Show each line from the listing that includes the word "stacked".

> Data shown
******

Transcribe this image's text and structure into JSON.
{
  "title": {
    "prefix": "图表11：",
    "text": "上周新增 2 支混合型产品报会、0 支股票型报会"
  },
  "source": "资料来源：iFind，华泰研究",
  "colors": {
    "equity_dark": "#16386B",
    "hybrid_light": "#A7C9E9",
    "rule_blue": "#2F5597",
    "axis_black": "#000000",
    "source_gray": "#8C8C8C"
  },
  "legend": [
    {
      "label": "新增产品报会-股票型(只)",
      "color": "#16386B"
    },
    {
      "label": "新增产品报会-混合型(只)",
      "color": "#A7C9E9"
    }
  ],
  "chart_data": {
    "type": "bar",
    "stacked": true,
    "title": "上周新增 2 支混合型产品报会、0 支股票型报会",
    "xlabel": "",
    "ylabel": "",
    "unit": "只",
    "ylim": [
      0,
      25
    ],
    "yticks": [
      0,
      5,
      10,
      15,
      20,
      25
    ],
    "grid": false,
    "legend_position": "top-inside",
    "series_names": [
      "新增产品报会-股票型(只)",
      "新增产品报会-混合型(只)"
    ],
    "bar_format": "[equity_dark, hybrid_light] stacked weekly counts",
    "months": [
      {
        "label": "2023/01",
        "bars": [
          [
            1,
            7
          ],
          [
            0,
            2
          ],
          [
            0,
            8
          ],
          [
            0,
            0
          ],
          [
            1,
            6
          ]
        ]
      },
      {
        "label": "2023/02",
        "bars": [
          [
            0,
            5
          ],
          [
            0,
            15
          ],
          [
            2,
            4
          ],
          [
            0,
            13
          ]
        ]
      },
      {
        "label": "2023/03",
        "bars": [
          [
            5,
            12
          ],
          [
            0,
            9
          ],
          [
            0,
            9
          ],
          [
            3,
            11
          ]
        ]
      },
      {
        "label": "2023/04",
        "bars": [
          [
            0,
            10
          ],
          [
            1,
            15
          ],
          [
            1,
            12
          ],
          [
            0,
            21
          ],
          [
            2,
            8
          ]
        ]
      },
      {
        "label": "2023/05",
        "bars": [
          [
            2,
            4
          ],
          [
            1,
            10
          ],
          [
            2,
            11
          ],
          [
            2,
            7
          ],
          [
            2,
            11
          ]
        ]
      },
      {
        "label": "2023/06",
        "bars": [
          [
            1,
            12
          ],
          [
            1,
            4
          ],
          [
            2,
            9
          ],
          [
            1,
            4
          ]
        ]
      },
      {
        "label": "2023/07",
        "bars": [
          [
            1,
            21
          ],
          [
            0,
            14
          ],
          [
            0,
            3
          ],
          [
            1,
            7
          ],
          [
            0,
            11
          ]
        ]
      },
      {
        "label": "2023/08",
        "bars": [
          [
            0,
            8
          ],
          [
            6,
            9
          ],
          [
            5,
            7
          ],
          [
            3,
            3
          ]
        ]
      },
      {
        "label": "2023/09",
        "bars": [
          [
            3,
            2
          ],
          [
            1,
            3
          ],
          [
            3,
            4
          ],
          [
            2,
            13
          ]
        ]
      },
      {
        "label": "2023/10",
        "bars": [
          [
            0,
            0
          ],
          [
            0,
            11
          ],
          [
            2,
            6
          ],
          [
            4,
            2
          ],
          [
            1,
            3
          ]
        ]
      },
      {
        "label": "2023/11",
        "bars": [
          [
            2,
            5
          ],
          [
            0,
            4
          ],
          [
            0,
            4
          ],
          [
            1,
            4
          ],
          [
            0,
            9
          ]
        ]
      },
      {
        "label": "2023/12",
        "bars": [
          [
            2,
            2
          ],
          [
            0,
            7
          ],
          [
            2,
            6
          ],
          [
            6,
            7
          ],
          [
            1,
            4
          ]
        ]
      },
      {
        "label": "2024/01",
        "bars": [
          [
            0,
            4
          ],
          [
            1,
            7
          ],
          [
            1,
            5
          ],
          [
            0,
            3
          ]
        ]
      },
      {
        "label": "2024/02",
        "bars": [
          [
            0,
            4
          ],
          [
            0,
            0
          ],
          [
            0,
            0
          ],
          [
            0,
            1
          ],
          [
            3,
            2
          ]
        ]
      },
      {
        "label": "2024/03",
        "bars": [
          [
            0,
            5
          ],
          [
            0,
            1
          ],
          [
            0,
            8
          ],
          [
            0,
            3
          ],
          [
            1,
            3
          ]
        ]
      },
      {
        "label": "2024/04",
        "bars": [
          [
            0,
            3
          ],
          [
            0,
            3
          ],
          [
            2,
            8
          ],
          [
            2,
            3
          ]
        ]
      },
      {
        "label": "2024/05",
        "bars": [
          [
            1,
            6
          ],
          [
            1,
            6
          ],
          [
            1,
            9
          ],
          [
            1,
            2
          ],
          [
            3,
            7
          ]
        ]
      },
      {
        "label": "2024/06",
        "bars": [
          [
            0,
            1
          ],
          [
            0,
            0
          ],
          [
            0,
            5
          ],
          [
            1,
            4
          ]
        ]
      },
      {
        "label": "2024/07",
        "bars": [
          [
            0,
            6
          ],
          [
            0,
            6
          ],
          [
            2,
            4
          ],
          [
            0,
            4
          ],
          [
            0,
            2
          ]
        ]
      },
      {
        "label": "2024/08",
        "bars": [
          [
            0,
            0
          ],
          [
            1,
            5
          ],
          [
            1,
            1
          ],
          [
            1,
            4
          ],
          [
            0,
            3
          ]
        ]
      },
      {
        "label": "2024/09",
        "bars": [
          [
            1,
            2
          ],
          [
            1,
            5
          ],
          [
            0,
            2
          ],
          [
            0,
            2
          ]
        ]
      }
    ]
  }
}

******

> Solution to this task
    "stacked": true,
    "bar_format": "[equity_dark, hybrid_light] stacked weekly counts",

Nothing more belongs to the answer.